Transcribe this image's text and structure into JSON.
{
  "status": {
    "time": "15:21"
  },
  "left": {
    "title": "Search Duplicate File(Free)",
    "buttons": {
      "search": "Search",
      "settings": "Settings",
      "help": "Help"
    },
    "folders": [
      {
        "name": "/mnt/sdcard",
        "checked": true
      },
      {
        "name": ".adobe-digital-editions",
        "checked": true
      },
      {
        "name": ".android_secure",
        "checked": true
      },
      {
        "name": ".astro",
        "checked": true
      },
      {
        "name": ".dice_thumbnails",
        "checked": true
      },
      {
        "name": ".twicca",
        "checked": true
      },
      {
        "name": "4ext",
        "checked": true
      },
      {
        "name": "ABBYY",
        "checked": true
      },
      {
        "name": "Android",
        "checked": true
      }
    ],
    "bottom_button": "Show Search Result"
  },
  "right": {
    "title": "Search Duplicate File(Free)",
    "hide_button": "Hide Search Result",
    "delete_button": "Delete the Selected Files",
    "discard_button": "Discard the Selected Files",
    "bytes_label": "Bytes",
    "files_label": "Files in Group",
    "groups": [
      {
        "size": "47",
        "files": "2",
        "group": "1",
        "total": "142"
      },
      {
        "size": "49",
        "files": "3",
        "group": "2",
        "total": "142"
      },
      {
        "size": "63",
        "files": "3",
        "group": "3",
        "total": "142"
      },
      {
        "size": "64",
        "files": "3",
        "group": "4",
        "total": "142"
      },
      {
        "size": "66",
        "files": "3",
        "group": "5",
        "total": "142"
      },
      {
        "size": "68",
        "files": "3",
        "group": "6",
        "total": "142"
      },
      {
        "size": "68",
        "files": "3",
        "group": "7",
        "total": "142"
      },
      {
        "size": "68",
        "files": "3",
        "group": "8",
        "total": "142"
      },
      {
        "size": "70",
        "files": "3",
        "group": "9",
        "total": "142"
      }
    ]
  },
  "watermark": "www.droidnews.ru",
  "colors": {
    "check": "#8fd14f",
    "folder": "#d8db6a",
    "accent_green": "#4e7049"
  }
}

** CHALLENGE **
Produce a verbatim transcription of the entries above.

** FINISHED ANSWER **
Transcribe this image's text and structure into JSON.
{
  "status": {
    "time": "15:21"
  },
  "left": {
    "title": "Search Duplicate File(Free)",
    "buttons": {
      "search": "Search",
      "settings": "Settings",
      "help": "Help"
    },
    "folders": [
      {
        "name": "/mnt/sdcard",
        "checked": true
      },
      {
        "name": ".adobe-digital-editions",
        "checked": true
      },
      {
        "name": ".android_secure",
        "checked": true
      },
      {
        "name": ".astro",
        "checked": true
      },
      {
        "name": ".dice_thumbnails",
        "checked": true
      },
      {
        "name": ".twicca",
        "checked": true
      },
      {
        "name": "4ext",
        "checked": true
      },
      {
        "name": "ABBYY",
        "checked": true
      },
      {
        "name": "Android",
        "checked": true
      }
    ],
    "bottom_button": "Show Search Result"
  },
  "right": {
    "title": "Search Duplicate File(Free)",
    "hide_button": "Hide Search Result",
    "delete_button": "Delete the Selected Files",
    "discard_button": "Discard the Selected Files",
    "bytes_label": "Bytes",
    "files_label": "Files in Group",
    "groups": [
      {
        "size": "47",
        "files": "2",
        "group": "1",
        "total": "142"
      },
      {
        "size": "49",
        "files": "3",
        "group": "2",
        "total": "142"
      },
      {
        "size": "63",
        "files": "3",
        "group": "3",
        "total": "142"
      },
      {
        "size": "64",
        "files": "3",
        "group": "4",
        "total": "142"
      },
      {
        "size": "66",
        "files": "3",
        "group": "5",
        "total": "142"
      },
      {
        "size": "68",
        "files": "3",
        "group": "6",
        "total": "142"
      },
      {
        "size": "68",
        "files": "3",
        "group": "7",
        "total": "142"
      },
      {
        "size": "68",
        "files": "3",
        "group": "8",
        "total": "142"
      },
      {
        "size": "70",
        "files": "3",
        "group": "9",
        "total": "142"
      }
    ]
  },
  "watermark": "www.droidnews.ru",
  "colors": {
    "check": "#8fd14f",
    "folder": "#d8db6a",
    "accent_green": "#4e7049"
  }
}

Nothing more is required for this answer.